§ **GIVEN PROBLEM**
Give only the number of lines in these records that contain the word "still".

§ **LISTED ENTRIES**
——————————
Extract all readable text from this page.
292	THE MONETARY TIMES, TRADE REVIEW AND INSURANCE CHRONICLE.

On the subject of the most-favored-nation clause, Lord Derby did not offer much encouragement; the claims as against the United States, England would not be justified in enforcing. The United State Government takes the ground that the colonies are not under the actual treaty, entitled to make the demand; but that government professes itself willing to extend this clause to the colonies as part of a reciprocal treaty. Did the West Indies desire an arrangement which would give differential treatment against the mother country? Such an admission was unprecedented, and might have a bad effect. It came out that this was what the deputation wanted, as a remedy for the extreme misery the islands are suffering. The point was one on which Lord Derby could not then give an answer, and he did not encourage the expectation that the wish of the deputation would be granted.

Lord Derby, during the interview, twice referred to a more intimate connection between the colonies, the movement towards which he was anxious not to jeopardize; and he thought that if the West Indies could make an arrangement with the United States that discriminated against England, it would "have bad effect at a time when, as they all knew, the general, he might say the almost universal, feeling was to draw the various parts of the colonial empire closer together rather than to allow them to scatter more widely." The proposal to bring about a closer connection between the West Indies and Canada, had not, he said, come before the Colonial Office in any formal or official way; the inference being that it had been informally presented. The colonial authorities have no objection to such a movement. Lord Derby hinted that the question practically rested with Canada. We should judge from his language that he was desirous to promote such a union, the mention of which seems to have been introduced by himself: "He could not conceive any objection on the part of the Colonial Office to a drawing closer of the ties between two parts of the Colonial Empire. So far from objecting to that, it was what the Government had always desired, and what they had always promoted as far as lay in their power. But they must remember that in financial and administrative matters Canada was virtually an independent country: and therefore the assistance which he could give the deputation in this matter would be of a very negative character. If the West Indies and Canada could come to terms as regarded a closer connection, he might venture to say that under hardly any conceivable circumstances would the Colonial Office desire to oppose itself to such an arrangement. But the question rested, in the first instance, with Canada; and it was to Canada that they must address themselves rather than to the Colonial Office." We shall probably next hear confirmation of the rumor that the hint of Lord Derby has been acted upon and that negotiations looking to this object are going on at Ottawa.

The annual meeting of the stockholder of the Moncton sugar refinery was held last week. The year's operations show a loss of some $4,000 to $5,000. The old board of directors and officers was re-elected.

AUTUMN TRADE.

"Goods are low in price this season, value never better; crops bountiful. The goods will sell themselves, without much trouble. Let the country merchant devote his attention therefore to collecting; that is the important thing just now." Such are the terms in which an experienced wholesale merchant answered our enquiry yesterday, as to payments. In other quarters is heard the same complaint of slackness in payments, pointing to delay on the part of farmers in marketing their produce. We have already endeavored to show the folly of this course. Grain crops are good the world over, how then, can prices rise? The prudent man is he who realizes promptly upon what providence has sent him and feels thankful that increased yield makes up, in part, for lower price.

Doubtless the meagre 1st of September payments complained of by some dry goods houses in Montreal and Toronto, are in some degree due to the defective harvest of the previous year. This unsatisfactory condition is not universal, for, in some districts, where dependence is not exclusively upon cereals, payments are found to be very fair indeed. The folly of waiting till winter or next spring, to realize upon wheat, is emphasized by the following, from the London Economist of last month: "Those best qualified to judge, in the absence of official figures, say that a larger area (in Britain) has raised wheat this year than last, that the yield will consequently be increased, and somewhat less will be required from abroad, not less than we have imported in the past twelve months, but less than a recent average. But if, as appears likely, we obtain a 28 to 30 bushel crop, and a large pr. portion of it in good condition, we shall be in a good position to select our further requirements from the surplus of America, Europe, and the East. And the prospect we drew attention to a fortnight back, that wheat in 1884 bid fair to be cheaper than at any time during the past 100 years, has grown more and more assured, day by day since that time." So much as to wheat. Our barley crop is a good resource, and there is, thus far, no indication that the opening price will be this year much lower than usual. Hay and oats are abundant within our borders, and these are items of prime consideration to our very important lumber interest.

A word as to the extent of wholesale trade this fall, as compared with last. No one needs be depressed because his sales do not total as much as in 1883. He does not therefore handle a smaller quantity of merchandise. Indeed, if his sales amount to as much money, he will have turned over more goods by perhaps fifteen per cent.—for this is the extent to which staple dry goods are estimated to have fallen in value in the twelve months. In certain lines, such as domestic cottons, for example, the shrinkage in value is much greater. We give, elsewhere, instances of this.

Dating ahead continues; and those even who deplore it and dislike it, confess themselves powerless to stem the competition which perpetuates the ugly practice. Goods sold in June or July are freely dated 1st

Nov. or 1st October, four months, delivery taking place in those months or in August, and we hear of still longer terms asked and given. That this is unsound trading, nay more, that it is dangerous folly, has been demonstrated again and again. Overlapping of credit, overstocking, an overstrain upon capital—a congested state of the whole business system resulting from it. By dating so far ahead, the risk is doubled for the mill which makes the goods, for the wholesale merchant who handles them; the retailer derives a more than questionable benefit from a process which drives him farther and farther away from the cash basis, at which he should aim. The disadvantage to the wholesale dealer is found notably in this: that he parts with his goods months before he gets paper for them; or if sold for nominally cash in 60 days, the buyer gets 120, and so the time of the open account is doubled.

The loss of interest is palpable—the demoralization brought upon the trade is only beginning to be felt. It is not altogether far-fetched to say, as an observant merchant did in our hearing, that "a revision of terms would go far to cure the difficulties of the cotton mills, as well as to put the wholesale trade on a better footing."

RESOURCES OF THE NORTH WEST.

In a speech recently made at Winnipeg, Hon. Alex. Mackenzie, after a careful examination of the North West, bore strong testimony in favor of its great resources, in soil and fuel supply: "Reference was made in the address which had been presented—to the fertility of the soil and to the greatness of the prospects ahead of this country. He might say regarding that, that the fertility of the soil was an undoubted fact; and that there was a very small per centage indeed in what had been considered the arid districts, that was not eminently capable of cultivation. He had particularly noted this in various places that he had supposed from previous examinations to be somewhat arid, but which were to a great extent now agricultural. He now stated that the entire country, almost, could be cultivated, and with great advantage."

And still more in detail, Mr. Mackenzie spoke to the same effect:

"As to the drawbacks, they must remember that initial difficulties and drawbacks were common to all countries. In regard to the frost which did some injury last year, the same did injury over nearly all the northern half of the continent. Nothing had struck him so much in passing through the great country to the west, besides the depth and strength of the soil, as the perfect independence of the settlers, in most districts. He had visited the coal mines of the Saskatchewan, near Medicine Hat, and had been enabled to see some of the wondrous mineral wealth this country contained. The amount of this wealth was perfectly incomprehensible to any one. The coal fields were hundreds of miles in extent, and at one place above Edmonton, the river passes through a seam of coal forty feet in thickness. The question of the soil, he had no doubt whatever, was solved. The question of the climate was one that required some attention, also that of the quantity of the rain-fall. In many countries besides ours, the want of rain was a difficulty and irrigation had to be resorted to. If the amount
——————————
§ **FINISHED EXERCISE**
2